▶ **Письменное задание**
Как называется ранняя работа М. М. Бахтина, упомянутая в источнике о культуре Серебряного века?

▶ **Источник**
********************

Если задуматься, культурная модель релятивизма, столь ярко и парадоксально заявленная Розановым, по-своему проявлялась в творчестве Мережковского и Сологуба, Брюсова и Бальмонта, Блока и Белого, Гумилева и Мандельштама, Гиппиус и Ахматовой, Хлебникова и Маяковского, Горького и Андреева, Богданова и Ленина. Смешение норм и стилей, ценностей и критериев оценок, видов искусства и типов творчества, взаимоисключающих мировоззренческих принципов само по себе уже свидетельствовало о ценностно-смысловой "размытости" культуры Серебряного века; но к этому добавлялось еще и нарочито эпатирующее, даже скандальное в своей демонстративности взаимонепонимание деятелей культуры этого времени. Особенно характерны в этом отношении футуристические манифесты (вроде, например, “Пощечины общественному вкусу”), построенные на оскорбительном вызове буквально всем: русским классикам и их поклонникам, современникам — реалистам и символистам, носителям родного языка вообще, толпе обывателей и индивидуалистам, революционерам в жизни и в искусстве.

Тот же Розанов в некотором смысле пошел еще дальше: он демонстрировал своим читателям непонимание самого себя, не только заостряя внутреннюю противоречивость и парадоксальность своей позиции (по отношению к консерваторам и демократам-радикалам, по национальному вопросу — русскому, еврейскому, западно-европейскому, восточному, по проблематике религиозно-конфессиональных предпочтений, по отношению к повседневности и бытовым деталям, приобретавшим в розановском изложении высокий символический и едва ли не экзистенциальный смысл, и т.д.), но и нарочито утрируя, драматизируя свое “недоумение” перед собственными взаимоисключающими сентенциями, как бы отказываясь дать окончательную оценку стихийному эклектизму фактов, отношений, ценностей, интерпретаций и оценок, адресуя последние вопросы и суждения своим читателям — всем вместе и каждому в отдельности.

Социокультурный плюрализм эпохи посягал, таким образом, на цельность не только общества, культуры, но и личности, индивидуального сознания (практически все деятели культуры Серебряного века были, по выражению Н.Бердяева, людьми “двойных мыслей”); на персональную ответственность автора за свое произведение, высказанные в нем суждения и оценки, а значит, и на авторство как таковое; на идейную определенность мировоззрения большинства культурных деятелей России рубежа веков — и в политическом, и в философском, и в нравственном, и в эстетическом отношении крайне противоречивого и принципиально многозначного. Не случайно в первые послереволюционные годы проблема ответственности в культуре приобрела поистине эпохальное философское значение и заняла ключевое место в ранних работах М.М.Бахтина ("Искусство и ответственность"). Современникам представлялось в 1920-е годы, и не без оснований, что сама революция наступила в России как результат трагической и непростительной безответственности деятелей культуры, "заигравшихся" превращениями жизни в искусство и наоборот.

********************

▶ **Выдержка из данных**
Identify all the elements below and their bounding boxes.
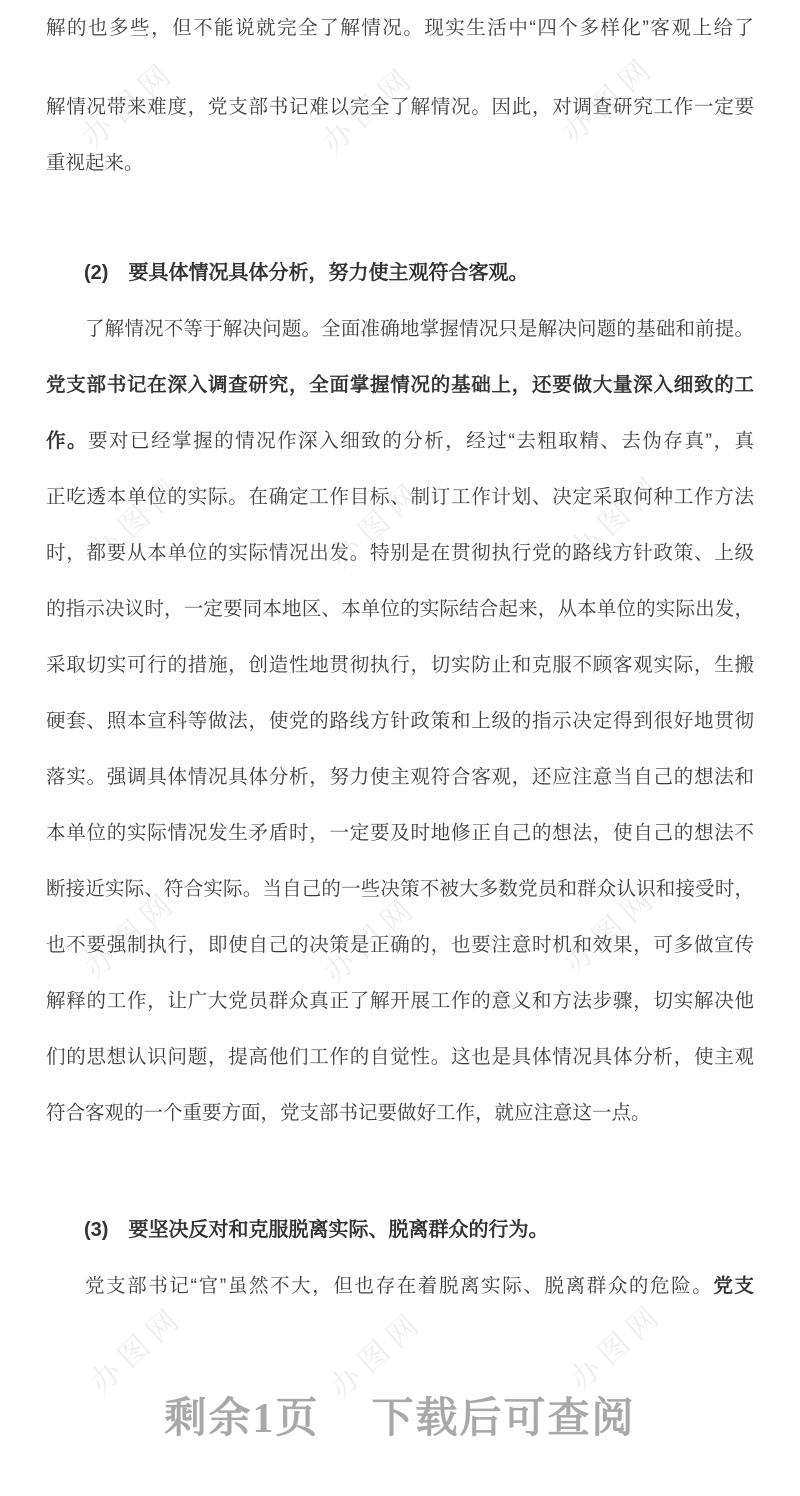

********************

▶ **Ответ на задание**
«Искусство и ответственность».